» **Reading passage**
-*-*-
Dr. David Lipschitz probably wouldn't characterize the natty black suit he was wearing as a ``fat'' suit, but it did give his 6-foot-3 frame a slender appearance.

At 230 pounds, he didn't feel slim.

I'm fatter than I should be. I'm overweight,'' he said, clutching his midsection to demonstrate hisroll.''

The confession was surprising, because he was in the middle of talking about how wrongly weight-obsessed we are as a society. It's a key chapter in his book, ``Breaking the Rules of Aging'' (Lifeline Press, $24.95), and part of the speech he was to give at a seminar for the Biomotion Foundation in Palm Beach.

Being morbidly obese - 70-100 pounds overweight - isn't healthy (think high blood pressure, diabetes and heart disease) and isn't advocated, but Lipschitz, 60, says that ``beyond age 45, there is little evidence that being pleasantly plump is bad for you.''

Instead of focusing on weight as a number as we age, says the head of the Center on Aging at the University of Arkansas for Medical Sciences, we should be concerned with eating well and getting enough exercise.
-*-*-
» **Record extracts**
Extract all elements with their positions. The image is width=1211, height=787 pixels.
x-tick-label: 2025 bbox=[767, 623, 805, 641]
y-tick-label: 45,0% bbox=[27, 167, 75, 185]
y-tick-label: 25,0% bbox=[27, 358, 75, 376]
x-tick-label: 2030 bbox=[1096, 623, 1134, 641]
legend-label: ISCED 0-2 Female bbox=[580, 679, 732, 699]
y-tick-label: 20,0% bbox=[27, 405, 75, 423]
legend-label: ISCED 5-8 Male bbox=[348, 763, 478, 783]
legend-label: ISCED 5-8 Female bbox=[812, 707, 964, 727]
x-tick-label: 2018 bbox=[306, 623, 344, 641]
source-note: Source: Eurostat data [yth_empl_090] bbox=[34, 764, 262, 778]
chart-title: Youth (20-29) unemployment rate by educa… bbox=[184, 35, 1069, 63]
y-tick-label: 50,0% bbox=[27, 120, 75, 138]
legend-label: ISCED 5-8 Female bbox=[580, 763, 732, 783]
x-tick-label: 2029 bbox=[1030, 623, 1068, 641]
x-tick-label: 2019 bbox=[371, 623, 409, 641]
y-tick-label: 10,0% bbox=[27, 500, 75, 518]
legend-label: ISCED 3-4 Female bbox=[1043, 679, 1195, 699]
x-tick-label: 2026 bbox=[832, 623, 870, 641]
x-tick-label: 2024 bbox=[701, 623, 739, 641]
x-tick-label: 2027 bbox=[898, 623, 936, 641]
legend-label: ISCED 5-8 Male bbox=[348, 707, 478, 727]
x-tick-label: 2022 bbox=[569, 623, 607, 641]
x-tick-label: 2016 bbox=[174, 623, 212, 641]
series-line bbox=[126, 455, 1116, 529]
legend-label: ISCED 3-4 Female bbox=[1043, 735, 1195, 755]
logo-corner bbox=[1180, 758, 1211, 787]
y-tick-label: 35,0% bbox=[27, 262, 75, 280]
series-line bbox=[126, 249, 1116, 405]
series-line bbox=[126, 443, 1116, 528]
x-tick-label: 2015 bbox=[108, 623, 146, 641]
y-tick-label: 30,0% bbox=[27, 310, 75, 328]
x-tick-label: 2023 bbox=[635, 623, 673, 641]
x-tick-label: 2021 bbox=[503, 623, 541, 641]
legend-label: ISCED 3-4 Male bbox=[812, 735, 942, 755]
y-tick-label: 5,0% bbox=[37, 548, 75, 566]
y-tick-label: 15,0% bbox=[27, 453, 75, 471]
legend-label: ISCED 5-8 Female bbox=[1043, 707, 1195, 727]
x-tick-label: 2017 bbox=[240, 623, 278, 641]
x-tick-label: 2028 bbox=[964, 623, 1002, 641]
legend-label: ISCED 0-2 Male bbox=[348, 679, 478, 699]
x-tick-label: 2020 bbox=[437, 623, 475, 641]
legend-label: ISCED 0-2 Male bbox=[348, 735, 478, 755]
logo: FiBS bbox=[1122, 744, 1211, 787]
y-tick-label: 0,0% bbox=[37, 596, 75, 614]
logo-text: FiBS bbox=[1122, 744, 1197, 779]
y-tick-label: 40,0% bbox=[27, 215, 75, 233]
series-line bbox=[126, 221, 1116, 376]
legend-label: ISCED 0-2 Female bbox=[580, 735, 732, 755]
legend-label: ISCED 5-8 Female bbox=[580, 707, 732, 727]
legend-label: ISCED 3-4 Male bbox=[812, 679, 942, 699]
-*-*-
» **Task directions**
From the passage on weight and aging, extract the portion that opens with the words containing "At 230 pounds, he" and closes with "in Palm Beach.".

» **Answer area**
At 230 pounds, he didn't feel slim.

I'm fatter than I should be. I'm overweight,'' he said, clutching his midsection to demonstrate hisroll.''

The confession was surprising, because he was in the middle of talking about how wrongly weight-obsessed we are as a society. It's a key chapter in his book, ``Breaking the Rules of Aging'' (Lifeline Press, $24.95), and part of the speech he was to give at a seminar for the Biomotion Foundation in Palm Beach.